--- start RECORDS FOR THE EXERCISE ---

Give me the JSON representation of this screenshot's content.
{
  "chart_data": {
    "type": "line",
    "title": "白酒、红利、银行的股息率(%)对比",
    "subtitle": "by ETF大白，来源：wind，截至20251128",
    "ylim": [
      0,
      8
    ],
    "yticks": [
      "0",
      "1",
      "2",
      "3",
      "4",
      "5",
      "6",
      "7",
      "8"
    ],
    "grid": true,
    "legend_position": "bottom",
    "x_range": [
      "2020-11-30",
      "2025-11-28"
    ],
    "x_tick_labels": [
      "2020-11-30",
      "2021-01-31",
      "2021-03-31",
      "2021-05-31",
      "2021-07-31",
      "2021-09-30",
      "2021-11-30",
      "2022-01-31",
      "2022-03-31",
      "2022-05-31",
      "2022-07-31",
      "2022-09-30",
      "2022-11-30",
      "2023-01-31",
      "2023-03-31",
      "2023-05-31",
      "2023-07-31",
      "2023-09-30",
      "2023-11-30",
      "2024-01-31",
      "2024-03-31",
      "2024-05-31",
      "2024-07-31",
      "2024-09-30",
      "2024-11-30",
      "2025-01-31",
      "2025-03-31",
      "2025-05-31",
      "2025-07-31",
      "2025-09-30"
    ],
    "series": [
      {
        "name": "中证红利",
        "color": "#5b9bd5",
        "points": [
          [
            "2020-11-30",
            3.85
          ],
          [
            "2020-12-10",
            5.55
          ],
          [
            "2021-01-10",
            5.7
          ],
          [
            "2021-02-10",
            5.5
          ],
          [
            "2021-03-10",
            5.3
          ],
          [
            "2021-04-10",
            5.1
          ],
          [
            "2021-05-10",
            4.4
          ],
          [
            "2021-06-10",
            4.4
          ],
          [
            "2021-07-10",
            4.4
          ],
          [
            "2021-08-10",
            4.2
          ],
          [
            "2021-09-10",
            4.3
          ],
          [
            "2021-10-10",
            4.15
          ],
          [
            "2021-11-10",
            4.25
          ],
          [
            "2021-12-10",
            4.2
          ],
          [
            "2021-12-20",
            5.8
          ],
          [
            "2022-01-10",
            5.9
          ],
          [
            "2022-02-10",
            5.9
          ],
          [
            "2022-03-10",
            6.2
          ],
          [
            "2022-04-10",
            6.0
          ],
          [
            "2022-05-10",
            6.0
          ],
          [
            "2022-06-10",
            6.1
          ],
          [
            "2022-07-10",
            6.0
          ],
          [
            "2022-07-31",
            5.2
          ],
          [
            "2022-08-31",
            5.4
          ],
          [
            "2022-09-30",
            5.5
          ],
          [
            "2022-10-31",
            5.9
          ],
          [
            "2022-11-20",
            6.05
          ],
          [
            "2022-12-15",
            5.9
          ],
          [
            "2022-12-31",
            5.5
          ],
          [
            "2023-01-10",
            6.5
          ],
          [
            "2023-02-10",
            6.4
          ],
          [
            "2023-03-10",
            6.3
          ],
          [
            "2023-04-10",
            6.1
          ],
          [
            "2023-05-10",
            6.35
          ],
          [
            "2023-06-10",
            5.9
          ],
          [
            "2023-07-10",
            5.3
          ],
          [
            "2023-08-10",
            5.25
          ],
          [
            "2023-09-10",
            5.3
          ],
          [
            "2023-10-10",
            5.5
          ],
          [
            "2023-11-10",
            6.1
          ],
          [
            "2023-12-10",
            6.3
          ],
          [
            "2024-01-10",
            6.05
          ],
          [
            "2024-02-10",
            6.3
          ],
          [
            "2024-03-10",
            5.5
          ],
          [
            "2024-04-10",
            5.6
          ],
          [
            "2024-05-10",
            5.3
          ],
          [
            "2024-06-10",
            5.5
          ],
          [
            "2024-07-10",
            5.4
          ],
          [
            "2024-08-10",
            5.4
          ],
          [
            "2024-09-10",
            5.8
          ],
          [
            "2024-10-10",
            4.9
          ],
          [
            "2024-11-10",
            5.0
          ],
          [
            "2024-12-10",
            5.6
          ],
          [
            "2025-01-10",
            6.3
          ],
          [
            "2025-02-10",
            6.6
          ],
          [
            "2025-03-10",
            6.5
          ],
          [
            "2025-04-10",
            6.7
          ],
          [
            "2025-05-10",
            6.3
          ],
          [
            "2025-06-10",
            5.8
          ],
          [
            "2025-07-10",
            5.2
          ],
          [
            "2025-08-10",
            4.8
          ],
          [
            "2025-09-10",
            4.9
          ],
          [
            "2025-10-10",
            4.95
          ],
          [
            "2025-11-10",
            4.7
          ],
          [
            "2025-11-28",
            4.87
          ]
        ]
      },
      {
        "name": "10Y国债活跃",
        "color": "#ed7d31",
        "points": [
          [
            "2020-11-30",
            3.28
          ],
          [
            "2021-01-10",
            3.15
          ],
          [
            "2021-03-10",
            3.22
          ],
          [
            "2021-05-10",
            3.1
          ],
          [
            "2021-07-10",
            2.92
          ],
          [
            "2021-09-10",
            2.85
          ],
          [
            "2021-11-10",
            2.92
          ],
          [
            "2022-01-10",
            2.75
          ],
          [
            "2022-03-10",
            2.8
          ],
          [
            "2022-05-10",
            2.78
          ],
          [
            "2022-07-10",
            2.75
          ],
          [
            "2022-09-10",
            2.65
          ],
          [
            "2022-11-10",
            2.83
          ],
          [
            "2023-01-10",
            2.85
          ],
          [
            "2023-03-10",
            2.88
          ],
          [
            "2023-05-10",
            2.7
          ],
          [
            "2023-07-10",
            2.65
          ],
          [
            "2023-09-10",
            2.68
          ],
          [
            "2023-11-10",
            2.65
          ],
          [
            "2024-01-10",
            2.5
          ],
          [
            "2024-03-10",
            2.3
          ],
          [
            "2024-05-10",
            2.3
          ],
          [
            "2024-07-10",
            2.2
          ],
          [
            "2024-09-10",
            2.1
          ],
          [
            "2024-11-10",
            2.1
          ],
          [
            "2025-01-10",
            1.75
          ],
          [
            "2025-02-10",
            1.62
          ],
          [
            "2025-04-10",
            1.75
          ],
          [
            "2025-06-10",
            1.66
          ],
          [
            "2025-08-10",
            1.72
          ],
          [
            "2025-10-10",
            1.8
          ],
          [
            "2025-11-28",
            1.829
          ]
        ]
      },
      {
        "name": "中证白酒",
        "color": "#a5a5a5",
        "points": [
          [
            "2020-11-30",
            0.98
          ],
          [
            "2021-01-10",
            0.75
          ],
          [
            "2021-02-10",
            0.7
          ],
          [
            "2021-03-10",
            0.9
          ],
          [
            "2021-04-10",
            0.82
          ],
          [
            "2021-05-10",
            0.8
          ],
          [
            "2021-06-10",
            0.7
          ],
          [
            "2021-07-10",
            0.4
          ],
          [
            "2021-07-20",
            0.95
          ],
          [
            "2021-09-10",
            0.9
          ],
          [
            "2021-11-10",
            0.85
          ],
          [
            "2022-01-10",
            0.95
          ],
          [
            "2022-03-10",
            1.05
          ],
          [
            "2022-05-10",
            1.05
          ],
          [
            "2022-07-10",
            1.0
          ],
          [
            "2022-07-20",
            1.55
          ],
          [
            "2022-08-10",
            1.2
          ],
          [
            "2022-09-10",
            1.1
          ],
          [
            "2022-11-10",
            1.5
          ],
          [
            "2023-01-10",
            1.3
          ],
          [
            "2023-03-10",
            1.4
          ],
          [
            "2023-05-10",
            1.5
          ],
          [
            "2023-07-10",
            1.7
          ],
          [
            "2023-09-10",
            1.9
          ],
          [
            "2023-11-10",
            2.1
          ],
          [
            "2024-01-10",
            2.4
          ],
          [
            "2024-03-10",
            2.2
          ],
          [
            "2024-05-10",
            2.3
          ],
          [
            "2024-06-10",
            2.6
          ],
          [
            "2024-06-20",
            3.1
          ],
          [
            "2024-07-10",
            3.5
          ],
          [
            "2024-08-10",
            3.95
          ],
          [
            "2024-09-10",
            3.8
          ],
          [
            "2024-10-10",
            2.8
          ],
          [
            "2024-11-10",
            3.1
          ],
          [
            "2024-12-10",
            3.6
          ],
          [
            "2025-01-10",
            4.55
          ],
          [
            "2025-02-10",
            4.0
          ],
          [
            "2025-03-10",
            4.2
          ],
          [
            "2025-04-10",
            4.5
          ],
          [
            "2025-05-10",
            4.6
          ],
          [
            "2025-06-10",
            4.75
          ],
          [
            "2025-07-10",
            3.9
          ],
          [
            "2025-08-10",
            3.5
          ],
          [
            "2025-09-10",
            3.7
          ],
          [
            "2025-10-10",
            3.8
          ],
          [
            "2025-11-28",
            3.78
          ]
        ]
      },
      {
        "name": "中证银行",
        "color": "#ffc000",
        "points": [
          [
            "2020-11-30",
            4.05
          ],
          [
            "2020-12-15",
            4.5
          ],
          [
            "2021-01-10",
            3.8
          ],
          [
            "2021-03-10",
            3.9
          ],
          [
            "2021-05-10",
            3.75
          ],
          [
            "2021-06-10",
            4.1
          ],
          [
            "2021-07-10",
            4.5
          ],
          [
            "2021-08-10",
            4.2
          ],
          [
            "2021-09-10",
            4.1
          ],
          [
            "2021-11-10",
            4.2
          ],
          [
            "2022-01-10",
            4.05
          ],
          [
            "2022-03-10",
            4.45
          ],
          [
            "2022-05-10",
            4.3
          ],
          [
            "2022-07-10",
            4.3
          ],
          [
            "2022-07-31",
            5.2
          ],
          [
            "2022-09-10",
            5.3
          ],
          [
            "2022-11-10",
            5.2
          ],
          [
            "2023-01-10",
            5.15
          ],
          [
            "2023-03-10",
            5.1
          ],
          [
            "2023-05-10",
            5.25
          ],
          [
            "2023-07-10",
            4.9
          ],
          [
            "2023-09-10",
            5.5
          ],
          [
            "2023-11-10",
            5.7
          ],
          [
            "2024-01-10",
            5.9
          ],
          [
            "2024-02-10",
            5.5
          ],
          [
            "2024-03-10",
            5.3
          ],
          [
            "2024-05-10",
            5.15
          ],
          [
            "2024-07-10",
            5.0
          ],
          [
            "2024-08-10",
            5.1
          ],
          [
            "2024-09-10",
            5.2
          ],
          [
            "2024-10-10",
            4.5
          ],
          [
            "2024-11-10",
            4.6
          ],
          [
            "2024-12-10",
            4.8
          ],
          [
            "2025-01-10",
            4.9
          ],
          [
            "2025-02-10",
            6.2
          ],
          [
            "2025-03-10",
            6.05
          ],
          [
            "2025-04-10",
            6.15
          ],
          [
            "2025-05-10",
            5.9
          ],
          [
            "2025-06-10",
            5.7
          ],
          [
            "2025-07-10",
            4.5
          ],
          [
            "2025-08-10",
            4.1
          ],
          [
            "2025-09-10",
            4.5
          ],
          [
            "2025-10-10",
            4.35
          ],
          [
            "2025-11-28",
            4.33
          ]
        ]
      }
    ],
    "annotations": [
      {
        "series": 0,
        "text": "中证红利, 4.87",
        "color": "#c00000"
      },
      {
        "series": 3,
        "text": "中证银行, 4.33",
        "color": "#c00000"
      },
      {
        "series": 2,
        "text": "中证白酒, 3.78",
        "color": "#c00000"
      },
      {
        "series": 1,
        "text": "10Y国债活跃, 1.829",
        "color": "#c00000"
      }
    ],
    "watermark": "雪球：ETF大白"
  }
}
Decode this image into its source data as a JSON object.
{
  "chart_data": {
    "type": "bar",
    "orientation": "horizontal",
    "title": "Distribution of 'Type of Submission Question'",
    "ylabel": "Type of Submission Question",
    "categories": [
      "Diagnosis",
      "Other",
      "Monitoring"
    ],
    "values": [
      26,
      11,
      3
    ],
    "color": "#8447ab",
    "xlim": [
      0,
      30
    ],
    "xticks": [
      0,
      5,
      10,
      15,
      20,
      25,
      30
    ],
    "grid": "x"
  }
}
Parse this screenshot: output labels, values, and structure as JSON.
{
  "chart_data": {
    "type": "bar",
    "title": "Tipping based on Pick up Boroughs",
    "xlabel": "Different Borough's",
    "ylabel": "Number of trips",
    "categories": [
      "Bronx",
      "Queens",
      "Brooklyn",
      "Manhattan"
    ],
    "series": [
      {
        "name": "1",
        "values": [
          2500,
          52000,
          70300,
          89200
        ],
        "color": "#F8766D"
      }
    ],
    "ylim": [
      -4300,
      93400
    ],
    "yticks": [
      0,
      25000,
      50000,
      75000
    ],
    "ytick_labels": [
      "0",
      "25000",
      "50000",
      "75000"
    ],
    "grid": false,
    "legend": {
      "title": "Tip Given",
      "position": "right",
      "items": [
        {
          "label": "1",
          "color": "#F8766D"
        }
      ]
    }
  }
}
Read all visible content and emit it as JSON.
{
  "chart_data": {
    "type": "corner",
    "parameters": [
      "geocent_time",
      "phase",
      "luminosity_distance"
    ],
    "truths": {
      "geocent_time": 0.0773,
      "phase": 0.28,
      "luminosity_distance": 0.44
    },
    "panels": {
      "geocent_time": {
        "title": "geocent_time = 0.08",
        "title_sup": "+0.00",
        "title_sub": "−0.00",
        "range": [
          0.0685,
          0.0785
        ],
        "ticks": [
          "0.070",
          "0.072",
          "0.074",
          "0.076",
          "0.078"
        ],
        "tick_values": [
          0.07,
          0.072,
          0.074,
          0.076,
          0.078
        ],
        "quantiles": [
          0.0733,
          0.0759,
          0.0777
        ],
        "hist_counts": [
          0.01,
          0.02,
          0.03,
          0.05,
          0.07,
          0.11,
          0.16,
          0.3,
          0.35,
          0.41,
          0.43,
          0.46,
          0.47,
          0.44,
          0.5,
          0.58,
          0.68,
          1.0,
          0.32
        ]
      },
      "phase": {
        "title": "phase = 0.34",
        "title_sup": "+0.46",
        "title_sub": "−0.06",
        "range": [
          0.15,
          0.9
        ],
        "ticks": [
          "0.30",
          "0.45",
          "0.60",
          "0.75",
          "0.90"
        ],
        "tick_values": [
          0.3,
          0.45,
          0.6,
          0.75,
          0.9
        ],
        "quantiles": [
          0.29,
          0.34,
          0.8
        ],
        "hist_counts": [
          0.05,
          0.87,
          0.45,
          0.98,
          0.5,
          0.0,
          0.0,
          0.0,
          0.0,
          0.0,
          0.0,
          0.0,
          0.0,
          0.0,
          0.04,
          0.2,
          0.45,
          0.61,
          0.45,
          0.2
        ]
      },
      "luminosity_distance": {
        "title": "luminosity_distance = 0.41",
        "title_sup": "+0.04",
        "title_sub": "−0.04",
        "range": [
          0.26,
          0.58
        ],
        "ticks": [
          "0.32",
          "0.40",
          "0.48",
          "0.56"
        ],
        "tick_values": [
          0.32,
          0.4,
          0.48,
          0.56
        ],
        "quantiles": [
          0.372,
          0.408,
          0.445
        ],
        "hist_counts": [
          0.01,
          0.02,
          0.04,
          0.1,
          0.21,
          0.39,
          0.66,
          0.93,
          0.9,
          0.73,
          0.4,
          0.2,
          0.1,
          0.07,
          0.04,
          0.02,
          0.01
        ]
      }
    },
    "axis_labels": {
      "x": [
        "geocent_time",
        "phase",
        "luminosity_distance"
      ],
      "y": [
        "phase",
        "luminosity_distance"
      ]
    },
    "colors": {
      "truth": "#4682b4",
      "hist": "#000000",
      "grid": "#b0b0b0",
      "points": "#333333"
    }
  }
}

--- end RECORDS FOR THE EXERCISE ---

● **PROBLEM DESCRIPTION**: Of the lines above, how many include the word "Submission"? Reply with the number alone.

● **RESULT FOR THIS EXERCISE**: 2